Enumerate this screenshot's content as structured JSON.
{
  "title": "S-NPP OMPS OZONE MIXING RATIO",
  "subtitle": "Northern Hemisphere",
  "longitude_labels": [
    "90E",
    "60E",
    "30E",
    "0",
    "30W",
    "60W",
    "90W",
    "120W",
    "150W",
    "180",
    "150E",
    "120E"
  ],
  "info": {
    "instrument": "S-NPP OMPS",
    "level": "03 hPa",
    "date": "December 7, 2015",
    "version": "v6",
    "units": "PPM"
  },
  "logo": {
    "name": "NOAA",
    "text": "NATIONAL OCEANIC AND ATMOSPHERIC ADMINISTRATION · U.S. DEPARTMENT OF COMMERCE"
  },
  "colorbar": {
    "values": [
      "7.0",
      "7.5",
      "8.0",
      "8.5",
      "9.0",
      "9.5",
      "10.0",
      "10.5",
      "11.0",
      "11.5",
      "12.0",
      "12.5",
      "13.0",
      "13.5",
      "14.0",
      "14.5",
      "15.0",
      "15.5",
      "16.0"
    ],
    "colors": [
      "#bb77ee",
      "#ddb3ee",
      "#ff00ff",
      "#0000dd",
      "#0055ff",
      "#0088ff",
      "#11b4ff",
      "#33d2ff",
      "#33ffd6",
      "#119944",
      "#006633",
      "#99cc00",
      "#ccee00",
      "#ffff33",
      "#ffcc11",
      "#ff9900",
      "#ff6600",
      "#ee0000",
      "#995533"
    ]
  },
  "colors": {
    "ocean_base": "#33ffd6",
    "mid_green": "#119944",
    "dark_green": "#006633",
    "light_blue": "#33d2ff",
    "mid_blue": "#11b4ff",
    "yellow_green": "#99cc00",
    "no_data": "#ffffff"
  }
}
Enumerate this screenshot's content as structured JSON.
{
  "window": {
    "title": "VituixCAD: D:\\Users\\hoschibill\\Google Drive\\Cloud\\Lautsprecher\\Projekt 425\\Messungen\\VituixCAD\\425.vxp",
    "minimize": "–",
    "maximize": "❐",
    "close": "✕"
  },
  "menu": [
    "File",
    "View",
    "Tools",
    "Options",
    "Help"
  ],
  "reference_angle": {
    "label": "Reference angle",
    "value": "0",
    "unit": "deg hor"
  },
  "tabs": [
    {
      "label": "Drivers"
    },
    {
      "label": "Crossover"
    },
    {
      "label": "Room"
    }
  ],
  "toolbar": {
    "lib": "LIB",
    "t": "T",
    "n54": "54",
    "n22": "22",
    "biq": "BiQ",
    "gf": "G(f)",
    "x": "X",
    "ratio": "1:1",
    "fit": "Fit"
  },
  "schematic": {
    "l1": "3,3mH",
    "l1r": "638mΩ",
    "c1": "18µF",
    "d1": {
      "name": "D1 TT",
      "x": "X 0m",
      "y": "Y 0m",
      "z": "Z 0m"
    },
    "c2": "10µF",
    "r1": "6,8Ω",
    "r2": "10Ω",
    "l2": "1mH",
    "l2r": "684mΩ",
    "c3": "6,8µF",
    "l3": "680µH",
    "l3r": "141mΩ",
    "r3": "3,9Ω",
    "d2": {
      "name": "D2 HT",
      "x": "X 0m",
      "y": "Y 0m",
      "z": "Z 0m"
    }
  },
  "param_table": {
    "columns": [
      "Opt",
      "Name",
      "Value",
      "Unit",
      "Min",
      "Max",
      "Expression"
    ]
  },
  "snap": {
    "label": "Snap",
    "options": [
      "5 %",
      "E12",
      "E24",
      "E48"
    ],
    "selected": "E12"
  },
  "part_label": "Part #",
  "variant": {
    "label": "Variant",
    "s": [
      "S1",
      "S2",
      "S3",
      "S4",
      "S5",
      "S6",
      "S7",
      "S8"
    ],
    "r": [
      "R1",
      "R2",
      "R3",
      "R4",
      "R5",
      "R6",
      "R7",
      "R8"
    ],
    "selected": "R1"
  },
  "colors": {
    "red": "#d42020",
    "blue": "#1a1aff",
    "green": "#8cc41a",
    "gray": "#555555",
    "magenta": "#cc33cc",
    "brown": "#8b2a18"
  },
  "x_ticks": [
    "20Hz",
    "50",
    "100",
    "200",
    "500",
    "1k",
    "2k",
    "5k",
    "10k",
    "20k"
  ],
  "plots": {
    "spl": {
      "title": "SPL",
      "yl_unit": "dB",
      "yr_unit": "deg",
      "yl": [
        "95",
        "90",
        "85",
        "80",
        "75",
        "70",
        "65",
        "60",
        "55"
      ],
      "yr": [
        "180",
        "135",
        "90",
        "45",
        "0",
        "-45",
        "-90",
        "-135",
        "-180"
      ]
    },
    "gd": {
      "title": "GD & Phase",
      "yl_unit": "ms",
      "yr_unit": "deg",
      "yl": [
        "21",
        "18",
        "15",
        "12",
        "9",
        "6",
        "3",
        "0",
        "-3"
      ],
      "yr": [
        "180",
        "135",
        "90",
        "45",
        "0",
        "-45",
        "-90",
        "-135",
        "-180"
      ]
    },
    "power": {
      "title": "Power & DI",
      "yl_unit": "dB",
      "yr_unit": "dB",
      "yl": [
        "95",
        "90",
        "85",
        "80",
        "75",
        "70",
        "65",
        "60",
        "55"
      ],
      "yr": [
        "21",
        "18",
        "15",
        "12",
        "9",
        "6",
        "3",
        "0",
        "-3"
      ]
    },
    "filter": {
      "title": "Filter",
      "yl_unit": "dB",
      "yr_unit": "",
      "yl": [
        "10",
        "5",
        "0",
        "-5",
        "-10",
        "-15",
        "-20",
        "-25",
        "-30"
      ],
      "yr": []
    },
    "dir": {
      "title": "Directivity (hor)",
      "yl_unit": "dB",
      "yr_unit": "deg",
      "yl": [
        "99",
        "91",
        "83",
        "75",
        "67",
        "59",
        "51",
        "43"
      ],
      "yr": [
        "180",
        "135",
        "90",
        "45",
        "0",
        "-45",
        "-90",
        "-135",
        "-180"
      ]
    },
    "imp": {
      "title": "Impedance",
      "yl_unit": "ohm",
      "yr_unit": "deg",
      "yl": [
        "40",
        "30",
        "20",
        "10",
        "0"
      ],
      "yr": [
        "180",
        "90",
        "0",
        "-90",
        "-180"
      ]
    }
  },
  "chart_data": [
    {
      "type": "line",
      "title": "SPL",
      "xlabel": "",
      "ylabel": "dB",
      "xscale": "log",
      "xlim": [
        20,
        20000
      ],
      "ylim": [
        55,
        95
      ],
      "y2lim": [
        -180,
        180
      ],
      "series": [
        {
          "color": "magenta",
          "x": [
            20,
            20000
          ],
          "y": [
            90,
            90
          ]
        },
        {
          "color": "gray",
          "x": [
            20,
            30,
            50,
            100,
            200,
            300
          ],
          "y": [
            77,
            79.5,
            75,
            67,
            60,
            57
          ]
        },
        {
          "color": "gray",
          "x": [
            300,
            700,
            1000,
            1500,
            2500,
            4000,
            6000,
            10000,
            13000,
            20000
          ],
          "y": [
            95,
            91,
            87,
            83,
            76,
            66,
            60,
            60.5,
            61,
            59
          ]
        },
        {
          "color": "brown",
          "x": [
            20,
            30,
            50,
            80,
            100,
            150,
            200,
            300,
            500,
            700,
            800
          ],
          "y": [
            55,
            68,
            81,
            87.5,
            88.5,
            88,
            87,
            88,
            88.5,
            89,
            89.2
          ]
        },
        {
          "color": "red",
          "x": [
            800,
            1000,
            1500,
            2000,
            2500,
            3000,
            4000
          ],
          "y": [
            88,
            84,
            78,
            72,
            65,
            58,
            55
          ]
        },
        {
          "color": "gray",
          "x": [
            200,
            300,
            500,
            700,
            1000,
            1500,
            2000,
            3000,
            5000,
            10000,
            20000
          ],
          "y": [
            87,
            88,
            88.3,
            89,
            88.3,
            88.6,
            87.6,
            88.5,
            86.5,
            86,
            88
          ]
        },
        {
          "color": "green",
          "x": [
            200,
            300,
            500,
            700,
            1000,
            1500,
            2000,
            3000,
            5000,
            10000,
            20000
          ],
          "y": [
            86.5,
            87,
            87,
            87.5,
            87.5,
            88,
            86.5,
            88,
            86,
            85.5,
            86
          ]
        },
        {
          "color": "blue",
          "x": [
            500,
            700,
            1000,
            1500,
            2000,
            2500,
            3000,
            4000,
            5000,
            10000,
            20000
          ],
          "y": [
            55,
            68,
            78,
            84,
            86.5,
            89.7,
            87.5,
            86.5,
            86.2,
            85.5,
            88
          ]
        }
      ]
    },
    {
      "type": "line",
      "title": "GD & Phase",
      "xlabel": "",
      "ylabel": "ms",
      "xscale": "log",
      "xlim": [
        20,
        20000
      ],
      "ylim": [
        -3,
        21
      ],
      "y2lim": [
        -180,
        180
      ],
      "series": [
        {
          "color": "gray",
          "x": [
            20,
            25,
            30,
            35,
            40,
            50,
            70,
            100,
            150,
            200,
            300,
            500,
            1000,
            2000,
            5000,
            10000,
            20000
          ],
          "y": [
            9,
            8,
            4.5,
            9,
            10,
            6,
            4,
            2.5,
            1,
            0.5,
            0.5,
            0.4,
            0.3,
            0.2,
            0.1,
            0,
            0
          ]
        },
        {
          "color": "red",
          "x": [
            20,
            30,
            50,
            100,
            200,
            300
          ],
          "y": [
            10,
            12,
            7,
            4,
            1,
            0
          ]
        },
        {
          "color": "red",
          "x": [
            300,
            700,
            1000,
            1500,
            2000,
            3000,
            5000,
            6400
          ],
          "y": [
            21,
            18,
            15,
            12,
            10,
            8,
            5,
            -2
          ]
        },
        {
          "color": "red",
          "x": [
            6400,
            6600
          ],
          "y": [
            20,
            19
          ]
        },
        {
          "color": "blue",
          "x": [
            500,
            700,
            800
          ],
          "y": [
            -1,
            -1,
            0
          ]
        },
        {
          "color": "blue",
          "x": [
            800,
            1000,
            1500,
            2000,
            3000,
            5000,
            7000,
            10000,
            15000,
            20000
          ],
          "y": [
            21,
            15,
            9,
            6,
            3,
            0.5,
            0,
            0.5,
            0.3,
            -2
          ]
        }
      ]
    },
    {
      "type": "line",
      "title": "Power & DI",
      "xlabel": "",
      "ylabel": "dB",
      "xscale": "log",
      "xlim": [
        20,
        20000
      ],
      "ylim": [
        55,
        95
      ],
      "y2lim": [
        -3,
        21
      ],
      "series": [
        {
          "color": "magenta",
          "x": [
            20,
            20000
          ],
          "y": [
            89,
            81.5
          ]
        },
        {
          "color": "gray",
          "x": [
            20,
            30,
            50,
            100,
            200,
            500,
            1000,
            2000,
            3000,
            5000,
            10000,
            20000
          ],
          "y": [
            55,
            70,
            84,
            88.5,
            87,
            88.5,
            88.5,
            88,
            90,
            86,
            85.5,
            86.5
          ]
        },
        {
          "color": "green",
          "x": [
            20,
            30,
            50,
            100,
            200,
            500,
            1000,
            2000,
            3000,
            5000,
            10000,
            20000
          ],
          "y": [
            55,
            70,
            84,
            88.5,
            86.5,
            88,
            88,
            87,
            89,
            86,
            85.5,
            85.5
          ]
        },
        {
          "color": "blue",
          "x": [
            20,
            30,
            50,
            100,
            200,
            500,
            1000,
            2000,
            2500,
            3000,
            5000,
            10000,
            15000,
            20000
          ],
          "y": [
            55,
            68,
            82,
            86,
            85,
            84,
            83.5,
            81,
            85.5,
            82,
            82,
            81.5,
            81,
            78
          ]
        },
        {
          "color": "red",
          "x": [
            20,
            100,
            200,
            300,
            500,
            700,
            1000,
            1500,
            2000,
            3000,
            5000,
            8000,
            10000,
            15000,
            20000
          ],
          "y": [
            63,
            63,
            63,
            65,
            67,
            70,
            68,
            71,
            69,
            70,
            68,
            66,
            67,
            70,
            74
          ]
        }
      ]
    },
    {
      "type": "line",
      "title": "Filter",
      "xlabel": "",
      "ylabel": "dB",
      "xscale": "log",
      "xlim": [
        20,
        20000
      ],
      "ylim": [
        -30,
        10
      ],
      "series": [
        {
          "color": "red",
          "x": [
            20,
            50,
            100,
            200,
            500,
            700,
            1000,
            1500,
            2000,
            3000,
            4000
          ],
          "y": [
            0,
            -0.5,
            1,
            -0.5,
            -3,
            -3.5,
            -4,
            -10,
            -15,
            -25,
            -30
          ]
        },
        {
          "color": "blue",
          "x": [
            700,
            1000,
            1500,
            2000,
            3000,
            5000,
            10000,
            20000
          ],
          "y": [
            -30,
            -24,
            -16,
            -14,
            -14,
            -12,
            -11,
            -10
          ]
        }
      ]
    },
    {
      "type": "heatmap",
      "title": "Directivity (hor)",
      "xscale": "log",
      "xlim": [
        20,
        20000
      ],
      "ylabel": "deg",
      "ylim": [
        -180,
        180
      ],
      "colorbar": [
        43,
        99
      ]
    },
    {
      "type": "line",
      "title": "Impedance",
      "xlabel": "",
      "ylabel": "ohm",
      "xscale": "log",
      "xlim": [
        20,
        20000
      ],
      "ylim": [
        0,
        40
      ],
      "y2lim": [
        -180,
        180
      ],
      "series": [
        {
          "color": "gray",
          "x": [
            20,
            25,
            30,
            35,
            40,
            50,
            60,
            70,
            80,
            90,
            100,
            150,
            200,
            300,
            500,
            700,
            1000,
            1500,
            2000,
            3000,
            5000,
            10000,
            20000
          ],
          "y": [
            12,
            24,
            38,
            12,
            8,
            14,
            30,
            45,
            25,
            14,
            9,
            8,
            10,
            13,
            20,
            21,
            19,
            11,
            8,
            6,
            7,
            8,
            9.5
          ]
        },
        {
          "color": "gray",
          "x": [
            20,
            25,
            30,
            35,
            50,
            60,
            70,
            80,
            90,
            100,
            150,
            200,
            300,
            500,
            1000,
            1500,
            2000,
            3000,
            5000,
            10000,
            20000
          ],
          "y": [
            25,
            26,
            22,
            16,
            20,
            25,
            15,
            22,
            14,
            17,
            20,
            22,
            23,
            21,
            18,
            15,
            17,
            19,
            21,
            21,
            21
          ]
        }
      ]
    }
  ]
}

******************************

### DO THIS
Copy out every line from the records that has the word "OMPS".

### OUTPUT OF THE EXERCISE
  "title": "S-NPP OMPS OZONE MIXING RATIO",
    "instrument": "S-NPP OMPS",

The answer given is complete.